## START Task inputs

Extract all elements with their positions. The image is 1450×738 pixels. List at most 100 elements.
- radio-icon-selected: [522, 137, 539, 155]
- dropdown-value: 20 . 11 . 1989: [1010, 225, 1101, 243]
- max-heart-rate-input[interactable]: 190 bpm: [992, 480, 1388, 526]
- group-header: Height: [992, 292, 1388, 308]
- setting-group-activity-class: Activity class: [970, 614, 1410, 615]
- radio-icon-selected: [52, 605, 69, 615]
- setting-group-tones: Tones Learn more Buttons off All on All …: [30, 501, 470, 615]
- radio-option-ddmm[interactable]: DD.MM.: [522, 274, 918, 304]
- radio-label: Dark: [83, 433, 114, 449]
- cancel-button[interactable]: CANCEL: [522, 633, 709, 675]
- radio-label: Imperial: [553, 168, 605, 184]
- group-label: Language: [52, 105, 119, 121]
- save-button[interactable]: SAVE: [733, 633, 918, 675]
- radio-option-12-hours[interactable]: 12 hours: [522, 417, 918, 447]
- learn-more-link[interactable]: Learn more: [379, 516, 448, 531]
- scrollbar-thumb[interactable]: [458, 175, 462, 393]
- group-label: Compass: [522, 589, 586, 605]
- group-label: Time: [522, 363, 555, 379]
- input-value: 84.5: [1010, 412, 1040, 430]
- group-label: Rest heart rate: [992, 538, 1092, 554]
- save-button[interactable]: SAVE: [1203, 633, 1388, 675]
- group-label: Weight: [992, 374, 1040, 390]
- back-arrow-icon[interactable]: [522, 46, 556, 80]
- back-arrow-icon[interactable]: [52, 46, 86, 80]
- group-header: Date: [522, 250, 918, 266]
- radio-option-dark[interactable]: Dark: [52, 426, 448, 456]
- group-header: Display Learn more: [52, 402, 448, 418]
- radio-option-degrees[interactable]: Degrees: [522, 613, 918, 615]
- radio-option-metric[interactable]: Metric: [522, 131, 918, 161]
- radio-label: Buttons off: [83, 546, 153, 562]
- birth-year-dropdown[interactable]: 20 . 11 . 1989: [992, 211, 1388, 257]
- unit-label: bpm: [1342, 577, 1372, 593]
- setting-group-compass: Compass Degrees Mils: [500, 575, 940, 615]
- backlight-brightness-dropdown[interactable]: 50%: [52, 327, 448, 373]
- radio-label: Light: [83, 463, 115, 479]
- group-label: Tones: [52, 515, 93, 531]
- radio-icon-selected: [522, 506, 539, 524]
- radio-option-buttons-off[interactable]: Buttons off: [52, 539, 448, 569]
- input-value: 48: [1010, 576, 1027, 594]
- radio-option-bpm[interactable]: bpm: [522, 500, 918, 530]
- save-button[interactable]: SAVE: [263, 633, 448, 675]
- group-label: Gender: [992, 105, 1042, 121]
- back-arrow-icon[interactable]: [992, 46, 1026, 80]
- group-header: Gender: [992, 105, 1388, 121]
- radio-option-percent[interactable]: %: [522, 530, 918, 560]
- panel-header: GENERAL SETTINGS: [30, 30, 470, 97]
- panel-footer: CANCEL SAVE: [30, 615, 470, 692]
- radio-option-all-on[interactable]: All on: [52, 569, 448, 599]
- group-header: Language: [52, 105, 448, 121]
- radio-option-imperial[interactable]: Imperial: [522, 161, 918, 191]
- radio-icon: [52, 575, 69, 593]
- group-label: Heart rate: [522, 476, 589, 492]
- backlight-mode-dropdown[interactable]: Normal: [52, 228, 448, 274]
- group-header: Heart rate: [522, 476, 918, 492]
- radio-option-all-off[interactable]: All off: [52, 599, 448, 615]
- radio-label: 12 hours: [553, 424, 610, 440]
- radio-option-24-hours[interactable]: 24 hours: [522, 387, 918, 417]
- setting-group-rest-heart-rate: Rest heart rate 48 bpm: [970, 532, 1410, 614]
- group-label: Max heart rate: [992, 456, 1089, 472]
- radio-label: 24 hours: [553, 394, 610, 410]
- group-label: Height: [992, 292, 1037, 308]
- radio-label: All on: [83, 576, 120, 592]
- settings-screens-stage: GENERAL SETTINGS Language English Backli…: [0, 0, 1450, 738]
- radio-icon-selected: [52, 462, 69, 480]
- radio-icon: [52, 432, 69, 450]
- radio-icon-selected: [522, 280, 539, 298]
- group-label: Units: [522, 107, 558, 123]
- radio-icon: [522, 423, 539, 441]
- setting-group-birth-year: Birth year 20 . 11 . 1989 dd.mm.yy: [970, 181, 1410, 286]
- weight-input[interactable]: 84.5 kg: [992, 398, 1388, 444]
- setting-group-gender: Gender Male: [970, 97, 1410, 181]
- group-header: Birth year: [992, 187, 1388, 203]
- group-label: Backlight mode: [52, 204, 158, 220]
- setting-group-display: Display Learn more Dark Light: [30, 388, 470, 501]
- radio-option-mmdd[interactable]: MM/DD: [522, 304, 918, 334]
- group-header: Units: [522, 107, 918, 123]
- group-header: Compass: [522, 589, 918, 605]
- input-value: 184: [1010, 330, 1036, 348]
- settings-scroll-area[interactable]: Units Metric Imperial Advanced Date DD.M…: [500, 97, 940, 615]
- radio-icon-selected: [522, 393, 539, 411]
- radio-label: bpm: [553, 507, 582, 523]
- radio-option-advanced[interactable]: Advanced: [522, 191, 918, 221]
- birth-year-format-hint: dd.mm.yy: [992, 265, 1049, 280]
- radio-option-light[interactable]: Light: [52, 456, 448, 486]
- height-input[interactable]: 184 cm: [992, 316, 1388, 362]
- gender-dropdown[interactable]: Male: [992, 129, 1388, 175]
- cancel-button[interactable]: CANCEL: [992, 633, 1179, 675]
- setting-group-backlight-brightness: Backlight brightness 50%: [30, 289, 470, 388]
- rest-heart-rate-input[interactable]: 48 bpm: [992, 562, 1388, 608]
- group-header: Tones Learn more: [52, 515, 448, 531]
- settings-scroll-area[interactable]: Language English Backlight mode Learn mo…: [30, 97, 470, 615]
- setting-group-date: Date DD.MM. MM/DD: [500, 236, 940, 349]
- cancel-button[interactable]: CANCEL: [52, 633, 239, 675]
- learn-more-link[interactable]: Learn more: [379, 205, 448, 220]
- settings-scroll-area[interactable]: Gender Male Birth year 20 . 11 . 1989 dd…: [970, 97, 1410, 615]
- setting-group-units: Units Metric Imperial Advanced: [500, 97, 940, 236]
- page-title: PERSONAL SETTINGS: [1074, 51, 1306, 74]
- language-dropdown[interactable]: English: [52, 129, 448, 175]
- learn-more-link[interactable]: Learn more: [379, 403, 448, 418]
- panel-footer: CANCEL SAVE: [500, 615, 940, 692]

## END Task inputs

* **The task**: Print the listing above again line for line, with nothing changed.

* **Complete output**:
Extract all elements with their positions. The image is 1450×738 pixels. List at most 100 elements.
- radio-icon-selected: [522, 137, 539, 155]
- dropdown-value: 20 . 11 . 1989: [1010, 225, 1101, 243]
- max-heart-rate-input[interactable]: 190 bpm: [992, 480, 1388, 526]
- group-header: Height: [992, 292, 1388, 308]
- setting-group-activity-class: Activity class: [970, 614, 1410, 615]
- radio-icon-selected: [52, 605, 69, 615]
- setting-group-tones: Tones Learn more Buttons off All on All …: [30, 501, 470, 615]
- radio-option-ddmm[interactable]: DD.MM.: [522, 274, 918, 304]
- radio-label: Dark: [83, 433, 114, 449]
- cancel-button[interactable]: CANCEL: [522, 633, 709, 675]
- radio-label: Imperial: [553, 168, 605, 184]
- group-label: Language: [52, 105, 119, 121]
- save-button[interactable]: SAVE: [733, 633, 918, 675]
- radio-option-12-hours[interactable]: 12 hours: [522, 417, 918, 447]
- learn-more-link[interactable]: Learn more: [379, 516, 448, 531]
- scrollbar-thumb[interactable]: [458, 175, 462, 393]
- group-label: Compass: [522, 589, 586, 605]
- group-label: Time: [522, 363, 555, 379]
- input-value: 84.5: [1010, 412, 1040, 430]
- group-label: Rest heart rate: [992, 538, 1092, 554]
- save-button[interactable]: SAVE: [1203, 633, 1388, 675]
- group-label: Weight: [992, 374, 1040, 390]
- back-arrow-icon[interactable]: [522, 46, 556, 80]
- back-arrow-icon[interactable]: [52, 46, 86, 80]
- group-header: Date: [522, 250, 918, 266]
- radio-option-dark[interactable]: Dark: [52, 426, 448, 456]
- group-header: Display Learn more: [52, 402, 448, 418]
- radio-option-degrees[interactable]: Degrees: [522, 613, 918, 615]
- radio-option-metric[interactable]: Metric: [522, 131, 918, 161]
- radio-label: Buttons off: [83, 546, 153, 562]
- birth-year-dropdown[interactable]: 20 . 11 . 1989: [992, 211, 1388, 257]
- unit-label: bpm: [1342, 577, 1372, 593]
- setting-group-compass: Compass Degrees Mils: [500, 575, 940, 615]
- backlight-brightness-dropdown[interactable]: 50%: [52, 327, 448, 373]
- radio-label: Light: [83, 463, 115, 479]
- group-label: Tones: [52, 515, 93, 531]
- radio-icon-selected: [522, 506, 539, 524]
- radio-option-buttons-off[interactable]: Buttons off: [52, 539, 448, 569]
- input-value: 48: [1010, 576, 1027, 594]
- radio-option-bpm[interactable]: bpm: [522, 500, 918, 530]
- save-button[interactable]: SAVE: [263, 633, 448, 675]
- group-label: Gender: [992, 105, 1042, 121]
- back-arrow-icon[interactable]: [992, 46, 1026, 80]
- group-header: Gender: [992, 105, 1388, 121]
- radio-option-percent[interactable]: %: [522, 530, 918, 560]
- panel-header: GENERAL SETTINGS: [30, 30, 470, 97]
- panel-footer: CANCEL SAVE: [30, 615, 470, 692]
- radio-option-all-on[interactable]: All on: [52, 569, 448, 599]
- group-header: Language: [52, 105, 448, 121]
- radio-option-imperial[interactable]: Imperial: [522, 161, 918, 191]
- radio-icon: [52, 575, 69, 593]
- group-label: Heart rate: [522, 476, 589, 492]
- backlight-mode-dropdown[interactable]: Normal: [52, 228, 448, 274]
- group-header: Heart rate: [522, 476, 918, 492]
- radio-option-all-off[interactable]: All off: [52, 599, 448, 615]
- radio-label: 12 hours: [553, 424, 610, 440]
- radio-option-24-hours[interactable]: 24 hours: [522, 387, 918, 417]
- setting-group-rest-heart-rate: Rest heart rate 48 bpm: [970, 532, 1410, 614]
- group-label: Max heart rate: [992, 456, 1089, 472]
- radio-label: 24 hours: [553, 394, 610, 410]
- group-label: Height: [992, 292, 1037, 308]
- radio-label: All on: [83, 576, 120, 592]
- settings-screens-stage: GENERAL SETTINGS Language English Backli…: [0, 0, 1450, 738]
- radio-icon-selected: [52, 462, 69, 480]
- radio-icon: [52, 432, 69, 450]
- radio-icon-selected: [522, 280, 539, 298]
- group-label: Units: [522, 107, 558, 123]
- radio-icon: [522, 423, 539, 441]
- setting-group-birth-year: Birth year 20 . 11 . 1989 dd.mm.yy: [970, 181, 1410, 286]
- weight-input[interactable]: 84.5 kg: [992, 398, 1388, 444]
- setting-group-gender: Gender Male: [970, 97, 1410, 181]
- group-header: Birth year: [992, 187, 1388, 203]
- group-label: Backlight mode: [52, 204, 158, 220]
- setting-group-display: Display Learn more Dark Light: [30, 388, 470, 501]
- radio-option-mmdd[interactable]: MM/DD: [522, 304, 918, 334]
- group-header: Units: [522, 107, 918, 123]
- group-header: Compass: [522, 589, 918, 605]
- input-value: 184: [1010, 330, 1036, 348]
- settings-scroll-area[interactable]: Units Metric Imperial Advanced Date DD.M…: [500, 97, 940, 615]
- radio-icon-selected: [522, 393, 539, 411]
- radio-label: bpm: [553, 507, 582, 523]
- radio-option-advanced[interactable]: Advanced: [522, 191, 918, 221]
- birth-year-format-hint: dd.mm.yy: [992, 265, 1049, 280]
- radio-option-light[interactable]: Light: [52, 456, 448, 486]
- height-input[interactable]: 184 cm: [992, 316, 1388, 362]
- gender-dropdown[interactable]: Male: [992, 129, 1388, 175]
- cancel-button[interactable]: CANCEL: [992, 633, 1179, 675]
- setting-group-backlight-brightness: Backlight brightness 50%: [30, 289, 470, 388]
- rest-heart-rate-input[interactable]: 48 bpm: [992, 562, 1388, 608]
- group-header: Tones Learn more: [52, 515, 448, 531]
- settings-scroll-area[interactable]: Language English Backlight mode Learn mo…: [30, 97, 470, 615]
- setting-group-date: Date DD.MM. MM/DD: [500, 236, 940, 349]
- cancel-button[interactable]: CANCEL: [52, 633, 239, 675]
- learn-more-link[interactable]: Learn more: [379, 205, 448, 220]
- settings-scroll-area[interactable]: Gender Male Birth year 20 . 11 . 1989 dd…: [970, 97, 1410, 615]
- setting-group-units: Units Metric Imperial Advanced: [500, 97, 940, 236]
- page-title: PERSONAL SETTINGS: [1074, 51, 1306, 74]
- language-dropdown[interactable]: English: [52, 129, 448, 175]
- learn-more-link[interactable]: Learn more: [379, 403, 448, 418]
- panel-footer: CANCEL SAVE: [500, 615, 940, 692]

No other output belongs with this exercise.